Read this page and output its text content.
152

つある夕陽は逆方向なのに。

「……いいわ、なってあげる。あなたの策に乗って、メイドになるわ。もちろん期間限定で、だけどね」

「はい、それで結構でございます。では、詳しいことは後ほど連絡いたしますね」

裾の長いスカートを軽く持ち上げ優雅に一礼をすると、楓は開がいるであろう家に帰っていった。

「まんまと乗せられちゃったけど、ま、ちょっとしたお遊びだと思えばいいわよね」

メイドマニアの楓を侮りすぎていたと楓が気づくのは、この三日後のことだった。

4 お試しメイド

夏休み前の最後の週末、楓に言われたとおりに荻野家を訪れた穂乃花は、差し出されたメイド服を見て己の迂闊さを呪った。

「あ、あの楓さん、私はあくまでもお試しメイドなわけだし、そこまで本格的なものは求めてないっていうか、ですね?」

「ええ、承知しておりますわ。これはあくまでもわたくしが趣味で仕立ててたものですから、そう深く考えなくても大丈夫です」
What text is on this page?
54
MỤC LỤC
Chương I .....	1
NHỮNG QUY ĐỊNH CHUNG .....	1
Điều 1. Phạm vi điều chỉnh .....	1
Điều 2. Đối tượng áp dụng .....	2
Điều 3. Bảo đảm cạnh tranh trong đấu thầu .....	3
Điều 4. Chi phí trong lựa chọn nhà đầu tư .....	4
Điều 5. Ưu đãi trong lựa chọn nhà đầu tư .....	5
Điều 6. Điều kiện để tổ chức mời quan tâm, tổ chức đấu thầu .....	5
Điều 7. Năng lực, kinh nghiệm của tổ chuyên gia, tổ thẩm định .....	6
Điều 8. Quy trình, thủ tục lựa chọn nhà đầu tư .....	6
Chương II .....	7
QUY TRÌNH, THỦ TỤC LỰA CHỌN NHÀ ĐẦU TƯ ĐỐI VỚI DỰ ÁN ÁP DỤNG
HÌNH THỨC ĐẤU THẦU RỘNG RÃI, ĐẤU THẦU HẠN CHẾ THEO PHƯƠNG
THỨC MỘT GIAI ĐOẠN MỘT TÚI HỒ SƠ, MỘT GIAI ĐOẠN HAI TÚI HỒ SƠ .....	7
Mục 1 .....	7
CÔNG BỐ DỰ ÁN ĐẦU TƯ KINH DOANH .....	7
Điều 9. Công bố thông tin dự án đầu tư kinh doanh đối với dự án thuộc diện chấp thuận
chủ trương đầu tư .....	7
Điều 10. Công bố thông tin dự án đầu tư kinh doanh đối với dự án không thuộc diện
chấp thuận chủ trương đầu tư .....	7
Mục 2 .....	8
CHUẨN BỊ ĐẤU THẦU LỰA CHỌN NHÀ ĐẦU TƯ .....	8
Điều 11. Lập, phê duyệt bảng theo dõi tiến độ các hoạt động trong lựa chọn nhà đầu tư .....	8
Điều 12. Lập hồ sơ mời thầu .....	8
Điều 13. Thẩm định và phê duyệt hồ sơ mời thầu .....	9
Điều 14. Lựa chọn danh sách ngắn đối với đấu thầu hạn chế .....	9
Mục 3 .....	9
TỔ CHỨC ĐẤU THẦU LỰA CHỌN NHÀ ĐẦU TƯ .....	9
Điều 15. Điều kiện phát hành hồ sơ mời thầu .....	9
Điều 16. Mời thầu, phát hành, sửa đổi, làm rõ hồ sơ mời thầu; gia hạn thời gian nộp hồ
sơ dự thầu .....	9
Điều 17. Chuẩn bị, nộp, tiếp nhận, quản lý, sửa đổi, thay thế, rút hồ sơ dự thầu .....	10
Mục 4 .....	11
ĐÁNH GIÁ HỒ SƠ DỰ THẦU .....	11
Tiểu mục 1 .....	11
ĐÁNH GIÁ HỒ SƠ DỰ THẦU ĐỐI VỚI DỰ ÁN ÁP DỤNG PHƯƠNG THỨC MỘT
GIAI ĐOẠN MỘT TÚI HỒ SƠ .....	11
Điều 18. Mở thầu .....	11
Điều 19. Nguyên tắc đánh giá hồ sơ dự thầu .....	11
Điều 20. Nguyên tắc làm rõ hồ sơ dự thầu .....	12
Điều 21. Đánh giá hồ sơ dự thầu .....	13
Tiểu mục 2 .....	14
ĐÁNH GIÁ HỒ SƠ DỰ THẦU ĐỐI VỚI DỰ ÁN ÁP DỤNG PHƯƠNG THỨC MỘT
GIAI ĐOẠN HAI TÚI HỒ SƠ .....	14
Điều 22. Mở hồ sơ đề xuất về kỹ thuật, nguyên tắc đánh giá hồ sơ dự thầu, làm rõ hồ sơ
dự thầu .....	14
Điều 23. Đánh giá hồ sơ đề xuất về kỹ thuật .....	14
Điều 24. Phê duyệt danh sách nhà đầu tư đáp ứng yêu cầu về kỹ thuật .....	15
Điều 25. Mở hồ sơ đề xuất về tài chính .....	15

+ + +

THE REQUEST = Go through the material and copy out every line with "thông" in it.

FINAL ANSWER =
Điều 9. Công bố thông tin dự án đầu tư kinh doanh đối với dự án thuộc diện chấp thuận
Điều 10. Công bố thông tin dự án đầu tư kinh doanh đối với dự án không thuộc diện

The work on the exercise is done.